— PROBLEM REQUIREMENTS —
Your answer is a single number: how many lines hold the word "fill"?

— EXERCISE INPUT —
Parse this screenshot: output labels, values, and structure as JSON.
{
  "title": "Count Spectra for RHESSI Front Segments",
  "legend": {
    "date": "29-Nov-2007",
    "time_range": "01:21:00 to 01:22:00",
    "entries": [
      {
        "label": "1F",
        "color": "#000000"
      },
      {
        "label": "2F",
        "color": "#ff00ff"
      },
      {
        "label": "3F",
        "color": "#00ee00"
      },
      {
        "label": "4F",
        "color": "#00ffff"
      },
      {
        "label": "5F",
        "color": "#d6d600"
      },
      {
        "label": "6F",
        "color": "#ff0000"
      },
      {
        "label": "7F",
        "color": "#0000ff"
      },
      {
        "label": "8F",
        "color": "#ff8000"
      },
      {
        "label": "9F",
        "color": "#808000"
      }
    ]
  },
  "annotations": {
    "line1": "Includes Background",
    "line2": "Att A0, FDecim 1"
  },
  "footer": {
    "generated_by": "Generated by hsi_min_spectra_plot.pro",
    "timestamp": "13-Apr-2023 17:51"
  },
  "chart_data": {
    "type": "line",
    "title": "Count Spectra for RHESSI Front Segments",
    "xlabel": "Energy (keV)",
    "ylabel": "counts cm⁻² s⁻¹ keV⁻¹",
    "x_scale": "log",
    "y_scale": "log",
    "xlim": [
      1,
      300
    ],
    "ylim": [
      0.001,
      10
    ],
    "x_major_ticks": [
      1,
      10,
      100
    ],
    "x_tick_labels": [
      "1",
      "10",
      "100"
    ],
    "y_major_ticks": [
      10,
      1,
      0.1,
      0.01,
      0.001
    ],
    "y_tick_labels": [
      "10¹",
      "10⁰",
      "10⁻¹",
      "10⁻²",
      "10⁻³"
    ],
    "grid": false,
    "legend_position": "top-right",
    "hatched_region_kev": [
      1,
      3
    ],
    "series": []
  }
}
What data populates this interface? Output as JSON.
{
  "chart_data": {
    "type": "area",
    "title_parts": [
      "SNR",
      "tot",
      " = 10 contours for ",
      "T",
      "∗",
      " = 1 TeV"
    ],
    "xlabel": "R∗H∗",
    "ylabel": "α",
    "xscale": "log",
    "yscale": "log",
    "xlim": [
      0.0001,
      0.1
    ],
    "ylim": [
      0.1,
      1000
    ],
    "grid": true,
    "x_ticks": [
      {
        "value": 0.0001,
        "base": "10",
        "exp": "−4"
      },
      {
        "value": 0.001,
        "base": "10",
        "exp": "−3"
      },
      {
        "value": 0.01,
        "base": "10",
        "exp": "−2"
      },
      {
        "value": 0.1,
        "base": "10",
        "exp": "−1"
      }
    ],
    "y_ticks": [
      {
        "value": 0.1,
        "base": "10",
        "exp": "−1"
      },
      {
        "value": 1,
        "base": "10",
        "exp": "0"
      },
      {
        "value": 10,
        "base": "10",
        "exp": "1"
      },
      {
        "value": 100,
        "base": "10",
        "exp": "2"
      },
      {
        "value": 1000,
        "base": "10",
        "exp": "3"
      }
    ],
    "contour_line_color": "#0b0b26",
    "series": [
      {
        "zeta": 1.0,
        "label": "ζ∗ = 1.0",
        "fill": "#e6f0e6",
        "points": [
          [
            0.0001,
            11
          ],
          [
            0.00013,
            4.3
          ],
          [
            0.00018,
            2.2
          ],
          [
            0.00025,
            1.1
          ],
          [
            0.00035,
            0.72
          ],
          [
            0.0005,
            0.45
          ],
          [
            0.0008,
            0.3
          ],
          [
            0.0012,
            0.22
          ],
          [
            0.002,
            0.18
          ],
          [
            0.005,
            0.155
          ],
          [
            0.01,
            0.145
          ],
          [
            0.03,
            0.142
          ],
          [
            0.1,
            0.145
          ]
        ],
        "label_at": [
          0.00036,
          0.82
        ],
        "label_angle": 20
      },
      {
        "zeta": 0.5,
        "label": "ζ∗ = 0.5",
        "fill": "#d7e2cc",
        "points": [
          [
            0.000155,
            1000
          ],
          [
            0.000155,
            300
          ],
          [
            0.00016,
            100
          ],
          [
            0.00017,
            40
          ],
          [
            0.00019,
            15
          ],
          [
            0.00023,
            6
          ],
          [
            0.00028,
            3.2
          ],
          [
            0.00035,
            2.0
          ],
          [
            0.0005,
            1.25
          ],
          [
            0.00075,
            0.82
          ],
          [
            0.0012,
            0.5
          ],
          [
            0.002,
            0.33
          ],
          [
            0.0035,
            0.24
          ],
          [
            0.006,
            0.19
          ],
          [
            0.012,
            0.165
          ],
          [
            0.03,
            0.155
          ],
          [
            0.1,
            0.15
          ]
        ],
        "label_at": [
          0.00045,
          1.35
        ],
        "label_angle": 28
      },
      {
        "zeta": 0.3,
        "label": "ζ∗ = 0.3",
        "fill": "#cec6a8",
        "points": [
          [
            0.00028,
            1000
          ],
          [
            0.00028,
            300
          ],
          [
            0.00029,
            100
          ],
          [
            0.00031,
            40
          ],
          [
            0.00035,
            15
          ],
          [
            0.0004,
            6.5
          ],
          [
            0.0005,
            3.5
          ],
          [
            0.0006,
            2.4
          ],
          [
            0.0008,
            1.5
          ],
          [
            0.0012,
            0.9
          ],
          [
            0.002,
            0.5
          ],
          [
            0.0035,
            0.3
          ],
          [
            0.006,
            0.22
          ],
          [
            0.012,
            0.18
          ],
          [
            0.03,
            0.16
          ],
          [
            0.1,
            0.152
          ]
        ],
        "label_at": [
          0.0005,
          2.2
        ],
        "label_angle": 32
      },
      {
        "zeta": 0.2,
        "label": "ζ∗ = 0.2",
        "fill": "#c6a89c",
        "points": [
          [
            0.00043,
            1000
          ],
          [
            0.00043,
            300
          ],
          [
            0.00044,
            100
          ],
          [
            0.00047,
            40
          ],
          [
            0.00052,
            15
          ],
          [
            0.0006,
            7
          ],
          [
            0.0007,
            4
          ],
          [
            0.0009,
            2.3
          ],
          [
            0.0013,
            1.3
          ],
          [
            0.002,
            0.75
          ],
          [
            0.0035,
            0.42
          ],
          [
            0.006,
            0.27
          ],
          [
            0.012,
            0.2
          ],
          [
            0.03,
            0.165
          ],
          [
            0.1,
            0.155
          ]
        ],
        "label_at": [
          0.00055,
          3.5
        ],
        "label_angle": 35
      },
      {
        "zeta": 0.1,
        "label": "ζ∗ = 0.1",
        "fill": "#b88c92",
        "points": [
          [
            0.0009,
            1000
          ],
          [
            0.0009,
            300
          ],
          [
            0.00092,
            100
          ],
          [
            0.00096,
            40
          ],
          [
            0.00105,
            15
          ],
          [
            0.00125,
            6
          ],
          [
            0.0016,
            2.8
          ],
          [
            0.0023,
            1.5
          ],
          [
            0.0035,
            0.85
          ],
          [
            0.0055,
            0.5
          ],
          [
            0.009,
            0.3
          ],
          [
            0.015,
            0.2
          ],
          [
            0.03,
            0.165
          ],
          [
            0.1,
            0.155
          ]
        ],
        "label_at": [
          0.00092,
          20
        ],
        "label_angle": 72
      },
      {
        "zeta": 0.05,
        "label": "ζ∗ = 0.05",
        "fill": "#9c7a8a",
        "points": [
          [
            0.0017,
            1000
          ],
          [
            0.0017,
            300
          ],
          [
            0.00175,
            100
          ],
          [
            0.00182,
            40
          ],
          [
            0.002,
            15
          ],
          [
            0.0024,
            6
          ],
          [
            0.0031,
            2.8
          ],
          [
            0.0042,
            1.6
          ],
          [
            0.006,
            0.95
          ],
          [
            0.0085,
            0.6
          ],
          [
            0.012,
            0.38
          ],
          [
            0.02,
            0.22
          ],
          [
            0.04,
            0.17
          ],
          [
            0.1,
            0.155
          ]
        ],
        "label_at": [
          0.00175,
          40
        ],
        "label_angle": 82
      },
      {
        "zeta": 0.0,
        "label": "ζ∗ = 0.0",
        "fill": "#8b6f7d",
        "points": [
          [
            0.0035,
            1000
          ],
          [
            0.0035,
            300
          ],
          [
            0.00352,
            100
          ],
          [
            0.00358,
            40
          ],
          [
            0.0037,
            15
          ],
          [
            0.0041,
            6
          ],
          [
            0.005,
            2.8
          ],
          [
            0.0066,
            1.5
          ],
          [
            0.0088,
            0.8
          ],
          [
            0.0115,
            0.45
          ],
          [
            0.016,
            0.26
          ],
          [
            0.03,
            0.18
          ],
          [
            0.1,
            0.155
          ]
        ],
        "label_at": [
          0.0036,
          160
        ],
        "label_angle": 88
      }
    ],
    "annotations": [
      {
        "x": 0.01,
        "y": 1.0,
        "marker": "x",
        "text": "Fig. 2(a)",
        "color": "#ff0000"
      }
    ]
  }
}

— SOLUTION TO THE PROBLEM —
7